→ **Task objective**: Each record below is to be copied exactly; the pictures are to be omitted.

►

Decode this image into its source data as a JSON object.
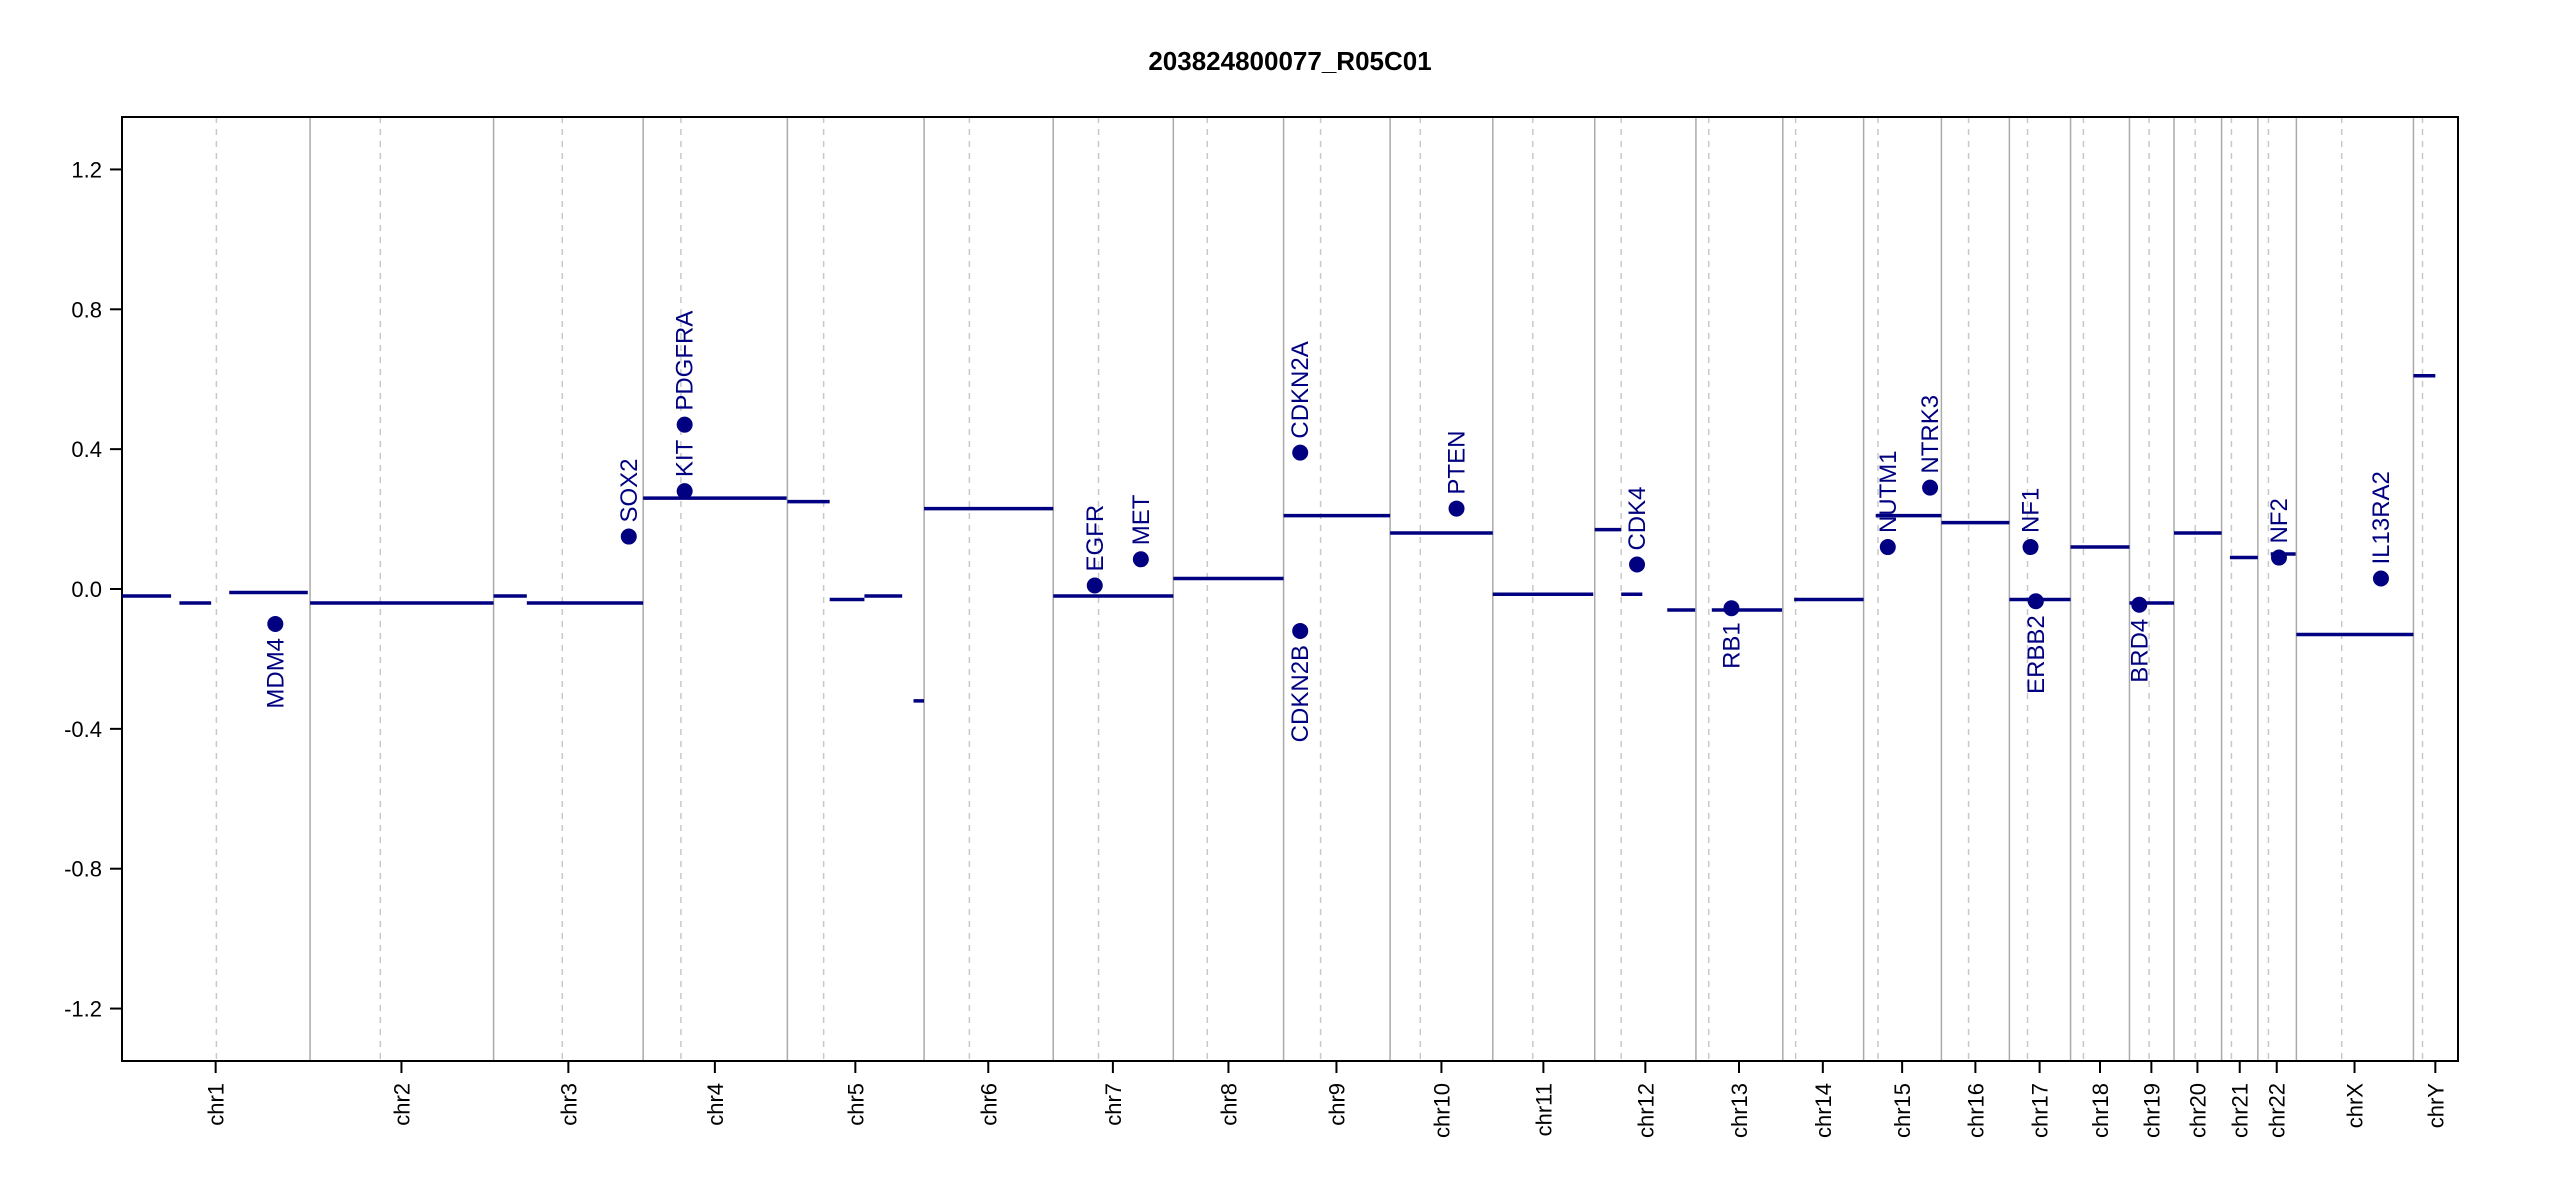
{
  "chart_data": {
    "type": "segment",
    "title": "203824800077_R05C01",
    "xlim": [
      0,
      3093
    ],
    "ylim": [
      -1.35,
      1.35
    ],
    "yticks": [
      -1.2,
      -0.8,
      -0.4,
      {
        "value": 0,
        "label": "0.0"
      },
      0.4,
      0.8,
      1.2
    ],
    "xticks": [
      {
        "value": 124,
        "label": "chr1"
      },
      {
        "value": 370,
        "label": "chr2"
      },
      {
        "value": 591,
        "label": "chr3"
      },
      {
        "value": 785,
        "label": "chr4"
      },
      {
        "value": 971,
        "label": "chr5"
      },
      {
        "value": 1147,
        "label": "chr6"
      },
      {
        "value": 1312,
        "label": "chr7"
      },
      {
        "value": 1465,
        "label": "chr8"
      },
      {
        "value": 1608,
        "label": "chr9"
      },
      {
        "value": 1747,
        "label": "chr10"
      },
      {
        "value": 1882,
        "label": "chr11"
      },
      {
        "value": 2017,
        "label": "chr12"
      },
      {
        "value": 2141,
        "label": "chr13"
      },
      {
        "value": 2252,
        "label": "chr14"
      },
      {
        "value": 2357,
        "label": "chr15"
      },
      {
        "value": 2454,
        "label": "chr16"
      },
      {
        "value": 2539,
        "label": "chr17"
      },
      {
        "value": 2619,
        "label": "chr18"
      },
      {
        "value": 2687,
        "label": "chr19"
      },
      {
        "value": 2748,
        "label": "chr20"
      },
      {
        "value": 2804,
        "label": "chr21"
      },
      {
        "value": 2853,
        "label": "chr22"
      },
      {
        "value": 2956,
        "label": "chrX"
      },
      {
        "value": 3063,
        "label": "chrY"
      }
    ],
    "chromosome_boundaries": [
      249,
      492,
      690,
      881,
      1062,
      1233,
      1392,
      1538,
      1679,
      1815,
      1950,
      2084,
      2199,
      2306,
      2409,
      2499,
      2580,
      2658,
      2717,
      2780,
      2828,
      2879,
      3034
    ],
    "centromeres": [
      125,
      342,
      583,
      740,
      929,
      1122,
      1293,
      1437,
      1587,
      1719,
      1868,
      1985,
      2101,
      2216,
      2325,
      2445,
      2523,
      2597,
      2684,
      2745,
      2793,
      2842,
      2939,
      3046
    ],
    "segment_color": "#000080",
    "boundary_color": "#aaaaaa",
    "segments": [
      {
        "x": [
          0,
          65
        ],
        "value": -0.02
      },
      {
        "x": [
          76,
          118
        ],
        "value": -0.04
      },
      {
        "x": [
          142,
          246
        ],
        "value": -0.01
      },
      {
        "x": [
          249,
          492
        ],
        "value": -0.04
      },
      {
        "x": [
          492,
          536
        ],
        "value": -0.02
      },
      {
        "x": [
          536,
          690
        ],
        "value": -0.04
      },
      {
        "x": [
          690,
          880
        ],
        "value": 0.26
      },
      {
        "x": [
          881,
          937
        ],
        "value": 0.25
      },
      {
        "x": [
          937,
          983
        ],
        "value": -0.03
      },
      {
        "x": [
          983,
          1033
        ],
        "value": -0.02
      },
      {
        "x": [
          1048,
          1062
        ],
        "value": -0.32
      },
      {
        "x": [
          1062,
          1233
        ],
        "value": 0.23
      },
      {
        "x": [
          1233,
          1392
        ],
        "value": -0.02
      },
      {
        "x": [
          1392,
          1538
        ],
        "value": 0.03
      },
      {
        "x": [
          1538,
          1679
        ],
        "value": 0.21
      },
      {
        "x": [
          1679,
          1815
        ],
        "value": 0.16
      },
      {
        "x": [
          1815,
          1948
        ],
        "value": -0.015
      },
      {
        "x": [
          1950,
          1985
        ],
        "value": 0.17
      },
      {
        "x": [
          1985,
          2013
        ],
        "value": -0.015
      },
      {
        "x": [
          2046,
          2083
        ],
        "value": -0.06
      },
      {
        "x": [
          2105,
          2198
        ],
        "value": -0.06
      },
      {
        "x": [
          2214,
          2306
        ],
        "value": -0.03
      },
      {
        "x": [
          2322,
          2409
        ],
        "value": 0.21
      },
      {
        "x": [
          2409,
          2499
        ],
        "value": 0.19
      },
      {
        "x": [
          2499,
          2580
        ],
        "value": -0.03
      },
      {
        "x": [
          2580,
          2658
        ],
        "value": 0.12
      },
      {
        "x": [
          2658,
          2717
        ],
        "value": -0.04
      },
      {
        "x": [
          2717,
          2780
        ],
        "value": 0.16
      },
      {
        "x": [
          2791,
          2828
        ],
        "value": 0.09
      },
      {
        "x": [
          2845,
          2878
        ],
        "value": 0.1
      },
      {
        "x": [
          2879,
          3034
        ],
        "value": -0.13
      },
      {
        "x": [
          3034,
          3063
        ],
        "value": 0.61
      }
    ],
    "genes": [
      {
        "name": "MDM4",
        "x": 203,
        "value": -0.1,
        "side": "below"
      },
      {
        "name": "SOX2",
        "x": 671,
        "value": 0.15,
        "side": "above"
      },
      {
        "name": "KIT",
        "x": 745,
        "value": 0.28,
        "side": "above"
      },
      {
        "name": "PDGFRA",
        "x": 745,
        "value": 0.47,
        "side": "above"
      },
      {
        "name": "EGFR",
        "x": 1288,
        "value": 0.01,
        "side": "above"
      },
      {
        "name": "MET",
        "x": 1349,
        "value": 0.085,
        "side": "above"
      },
      {
        "name": "CDKN2A",
        "x": 1560,
        "value": 0.39,
        "side": "above"
      },
      {
        "name": "CDKN2B",
        "x": 1560,
        "value": -0.12,
        "side": "below"
      },
      {
        "name": "PTEN",
        "x": 1767,
        "value": 0.23,
        "side": "above"
      },
      {
        "name": "CDK4",
        "x": 2006,
        "value": 0.07,
        "side": "above"
      },
      {
        "name": "RB1",
        "x": 2131,
        "value": -0.055,
        "side": "below"
      },
      {
        "name": "NUTM1",
        "x": 2338,
        "value": 0.12,
        "side": "above"
      },
      {
        "name": "NTRK3",
        "x": 2394,
        "value": 0.29,
        "side": "above"
      },
      {
        "name": "NF1",
        "x": 2527,
        "value": 0.12,
        "side": "above"
      },
      {
        "name": "ERBB2",
        "x": 2534,
        "value": -0.035,
        "side": "below"
      },
      {
        "name": "BRD4",
        "x": 2671,
        "value": -0.045,
        "side": "below"
      },
      {
        "name": "NF2",
        "x": 2856,
        "value": 0.09,
        "side": "above"
      },
      {
        "name": "IL13RA2",
        "x": 2991,
        "value": 0.03,
        "side": "above"
      }
    ]
  }
}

◄

→ **Solved exercise**:
Decode this image into its source data as a JSON object.
{
  "chart_data": {
    "type": "segment",
    "title": "203824800077_R05C01",
    "xlim": [
      0,
      3093
    ],
    "ylim": [
      -1.35,
      1.35
    ],
    "yticks": [
      -1.2,
      -0.8,
      -0.4,
      {
        "value": 0,
        "label": "0.0"
      },
      0.4,
      0.8,
      1.2
    ],
    "xticks": [
      {
        "value": 124,
        "label": "chr1"
      },
      {
        "value": 370,
        "label": "chr2"
      },
      {
        "value": 591,
        "label": "chr3"
      },
      {
        "value": 785,
        "label": "chr4"
      },
      {
        "value": 971,
        "label": "chr5"
      },
      {
        "value": 1147,
        "label": "chr6"
      },
      {
        "value": 1312,
        "label": "chr7"
      },
      {
        "value": 1465,
        "label": "chr8"
      },
      {
        "value": 1608,
        "label": "chr9"
      },
      {
        "value": 1747,
        "label": "chr10"
      },
      {
        "value": 1882,
        "label": "chr11"
      },
      {
        "value": 2017,
        "label": "chr12"
      },
      {
        "value": 2141,
        "label": "chr13"
      },
      {
        "value": 2252,
        "label": "chr14"
      },
      {
        "value": 2357,
        "label": "chr15"
      },
      {
        "value": 2454,
        "label": "chr16"
      },
      {
        "value": 2539,
        "label": "chr17"
      },
      {
        "value": 2619,
        "label": "chr18"
      },
      {
        "value": 2687,
        "label": "chr19"
      },
      {
        "value": 2748,
        "label": "chr20"
      },
      {
        "value": 2804,
        "label": "chr21"
      },
      {
        "value": 2853,
        "label": "chr22"
      },
      {
        "value": 2956,
        "label": "chrX"
      },
      {
        "value": 3063,
        "label": "chrY"
      }
    ],
    "chromosome_boundaries": [
      249,
      492,
      690,
      881,
      1062,
      1233,
      1392,
      1538,
      1679,
      1815,
      1950,
      2084,
      2199,
      2306,
      2409,
      2499,
      2580,
      2658,
      2717,
      2780,
      2828,
      2879,
      3034
    ],
    "centromeres": [
      125,
      342,
      583,
      740,
      929,
      1122,
      1293,
      1437,
      1587,
      1719,
      1868,
      1985,
      2101,
      2216,
      2325,
      2445,
      2523,
      2597,
      2684,
      2745,
      2793,
      2842,
      2939,
      3046
    ],
    "segment_color": "#000080",
    "boundary_color": "#aaaaaa",
    "segments": [
      {
        "x": [
          0,
          65
        ],
        "value": -0.02
      },
      {
        "x": [
          76,
          118
        ],
        "value": -0.04
      },
      {
        "x": [
          142,
          246
        ],
        "value": -0.01
      },
      {
        "x": [
          249,
          492
        ],
        "value": -0.04
      },
      {
        "x": [
          492,
          536
        ],
        "value": -0.02
      },
      {
        "x": [
          536,
          690
        ],
        "value": -0.04
      },
      {
        "x": [
          690,
          880
        ],
        "value": 0.26
      },
      {
        "x": [
          881,
          937
        ],
        "value": 0.25
      },
      {
        "x": [
          937,
          983
        ],
        "value": -0.03
      },
      {
        "x": [
          983,
          1033
        ],
        "value": -0.02
      },
      {
        "x": [
          1048,
          1062
        ],
        "value": -0.32
      },
      {
        "x": [
          1062,
          1233
        ],
        "value": 0.23
      },
      {
        "x": [
          1233,
          1392
        ],
        "value": -0.02
      },
      {
        "x": [
          1392,
          1538
        ],
        "value": 0.03
      },
      {
        "x": [
          1538,
          1679
        ],
        "value": 0.21
      },
      {
        "x": [
          1679,
          1815
        ],
        "value": 0.16
      },
      {
        "x": [
          1815,
          1948
        ],
        "value": -0.015
      },
      {
        "x": [
          1950,
          1985
        ],
        "value": 0.17
      },
      {
        "x": [
          1985,
          2013
        ],
        "value": -0.015
      },
      {
        "x": [
          2046,
          2083
        ],
        "value": -0.06
      },
      {
        "x": [
          2105,
          2198
        ],
        "value": -0.06
      },
      {
        "x": [
          2214,
          2306
        ],
        "value": -0.03
      },
      {
        "x": [
          2322,
          2409
        ],
        "value": 0.21
      },
      {
        "x": [
          2409,
          2499
        ],
        "value": 0.19
      },
      {
        "x": [
          2499,
          2580
        ],
        "value": -0.03
      },
      {
        "x": [
          2580,
          2658
        ],
        "value": 0.12
      },
      {
        "x": [
          2658,
          2717
        ],
        "value": -0.04
      },
      {
        "x": [
          2717,
          2780
        ],
        "value": 0.16
      },
      {
        "x": [
          2791,
          2828
        ],
        "value": 0.09
      },
      {
        "x": [
          2845,
          2878
        ],
        "value": 0.1
      },
      {
        "x": [
          2879,
          3034
        ],
        "value": -0.13
      },
      {
        "x": [
          3034,
          3063
        ],
        "value": 0.61
      }
    ],
    "genes": [
      {
        "name": "MDM4",
        "x": 203,
        "value": -0.1,
        "side": "below"
      },
      {
        "name": "SOX2",
        "x": 671,
        "value": 0.15,
        "side": "above"
      },
      {
        "name": "KIT",
        "x": 745,
        "value": 0.28,
        "side": "above"
      },
      {
        "name": "PDGFRA",
        "x": 745,
        "value": 0.47,
        "side": "above"
      },
      {
        "name": "EGFR",
        "x": 1288,
        "value": 0.01,
        "side": "above"
      },
      {
        "name": "MET",
        "x": 1349,
        "value": 0.085,
        "side": "above"
      },
      {
        "name": "CDKN2A",
        "x": 1560,
        "value": 0.39,
        "side": "above"
      },
      {
        "name": "CDKN2B",
        "x": 1560,
        "value": -0.12,
        "side": "below"
      },
      {
        "name": "PTEN",
        "x": 1767,
        "value": 0.23,
        "side": "above"
      },
      {
        "name": "CDK4",
        "x": 2006,
        "value": 0.07,
        "side": "above"
      },
      {
        "name": "RB1",
        "x": 2131,
        "value": -0.055,
        "side": "below"
      },
      {
        "name": "NUTM1",
        "x": 2338,
        "value": 0.12,
        "side": "above"
      },
      {
        "name": "NTRK3",
        "x": 2394,
        "value": 0.29,
        "side": "above"
      },
      {
        "name": "NF1",
        "x": 2527,
        "value": 0.12,
        "side": "above"
      },
      {
        "name": "ERBB2",
        "x": 2534,
        "value": -0.035,
        "side": "below"
      },
      {
        "name": "BRD4",
        "x": 2671,
        "value": -0.045,
        "side": "below"
      },
      {
        "name": "NF2",
        "x": 2856,
        "value": 0.09,
        "side": "above"
      },
      {
        "name": "IL13RA2",
        "x": 2991,
        "value": 0.03,
        "side": "above"
      }
    ]
  }
}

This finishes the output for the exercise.